What the task requires: Quote the records that follow in full and exactly; leave out the pictures.

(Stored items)
=-=-=
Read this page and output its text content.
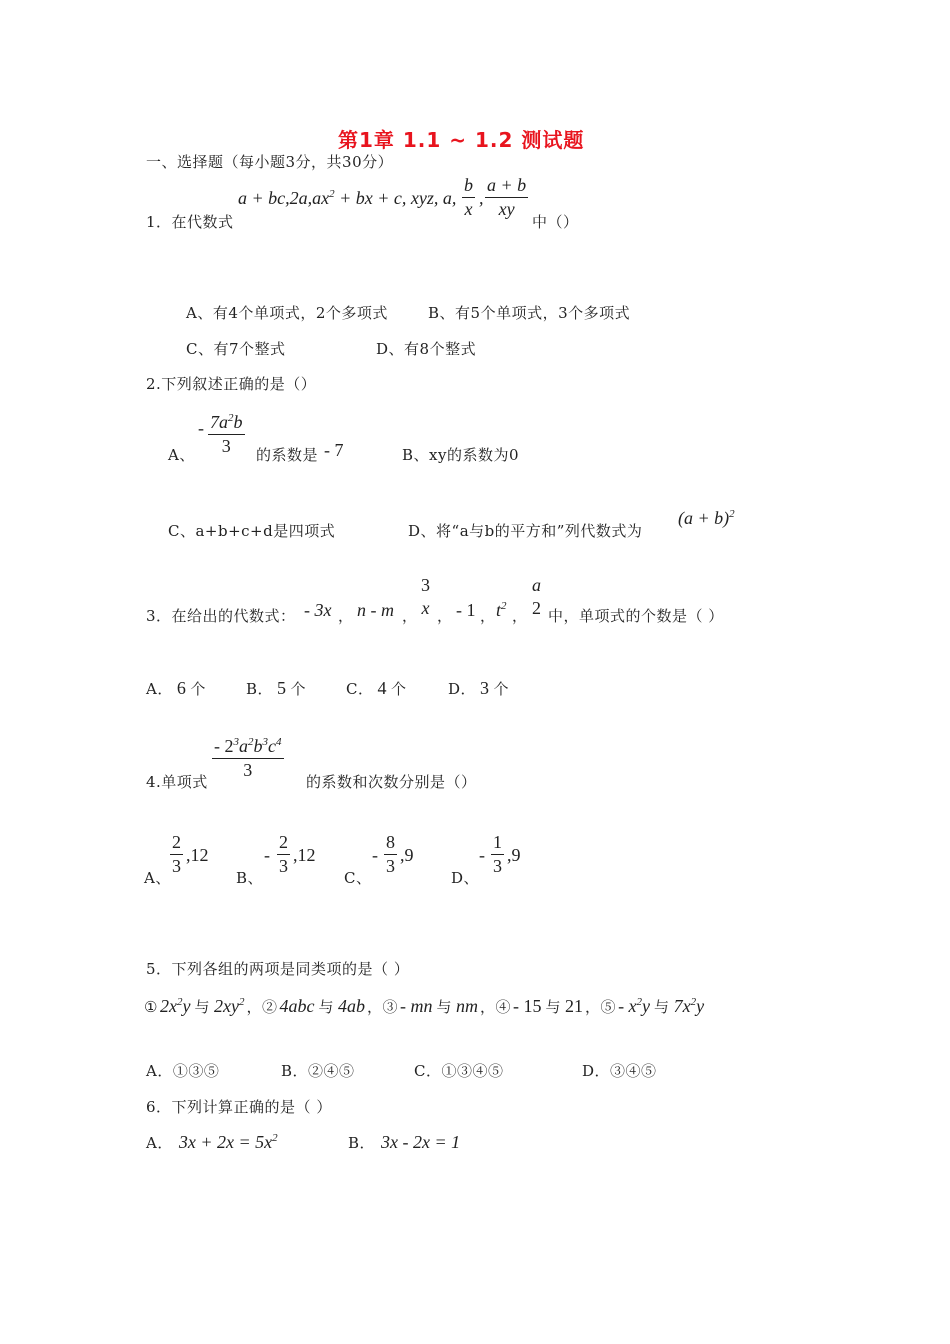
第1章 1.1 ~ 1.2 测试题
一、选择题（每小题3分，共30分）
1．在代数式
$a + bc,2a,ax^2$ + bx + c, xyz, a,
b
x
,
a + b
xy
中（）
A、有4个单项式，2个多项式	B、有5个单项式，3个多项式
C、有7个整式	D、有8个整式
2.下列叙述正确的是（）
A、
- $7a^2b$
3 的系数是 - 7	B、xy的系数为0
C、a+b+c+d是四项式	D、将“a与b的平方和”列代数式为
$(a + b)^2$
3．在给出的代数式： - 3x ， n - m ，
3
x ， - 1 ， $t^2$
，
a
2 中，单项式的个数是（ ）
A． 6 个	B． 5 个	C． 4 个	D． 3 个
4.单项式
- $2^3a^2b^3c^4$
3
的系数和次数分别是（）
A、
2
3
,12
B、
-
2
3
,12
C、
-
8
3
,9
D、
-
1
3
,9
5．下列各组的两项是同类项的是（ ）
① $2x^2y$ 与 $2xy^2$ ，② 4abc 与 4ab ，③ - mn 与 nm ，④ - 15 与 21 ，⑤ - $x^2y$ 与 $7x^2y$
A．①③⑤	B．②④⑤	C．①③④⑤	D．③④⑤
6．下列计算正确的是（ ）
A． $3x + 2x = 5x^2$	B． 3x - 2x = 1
=-=-=
Exercise answer:
Read this page and output its text content.
第1章 1.1 ~ 1.2 测试题
一、选择题（每小题3分，共30分）
1．在代数式
$a + bc,2a,ax^2$ + bx + c, xyz, a,
b
x
,
a + b
xy
中（）
A、有4个单项式，2个多项式	B、有5个单项式，3个多项式
C、有7个整式	D、有8个整式
2.下列叙述正确的是（）
A、
- $7a^2b$
3 的系数是 - 7	B、xy的系数为0
C、a+b+c+d是四项式	D、将“a与b的平方和”列代数式为
$(a + b)^2$
3．在给出的代数式： - 3x ， n - m ，
3
x ， - 1 ， $t^2$
，
a
2 中，单项式的个数是（ ）
A． 6 个	B． 5 个	C． 4 个	D． 3 个
4.单项式
- $2^3a^2b^3c^4$
3
的系数和次数分别是（）
A、
2
3
,12
B、
-
2
3
,12
C、
-
8
3
,9
D、
-
1
3
,9
5．下列各组的两项是同类项的是（ ）
① $2x^2y$ 与 $2xy^2$ ，② 4abc 与 4ab ，③ - mn 与 nm ，④ - 15 与 21 ，⑤ - $x^2y$ 与 $7x^2y$
A．①③⑤	B．②④⑤	C．①③④⑤	D．③④⑤
6．下列计算正确的是（ ）
A． $3x + 2x = 5x^2$	B． 3x - 2x = 1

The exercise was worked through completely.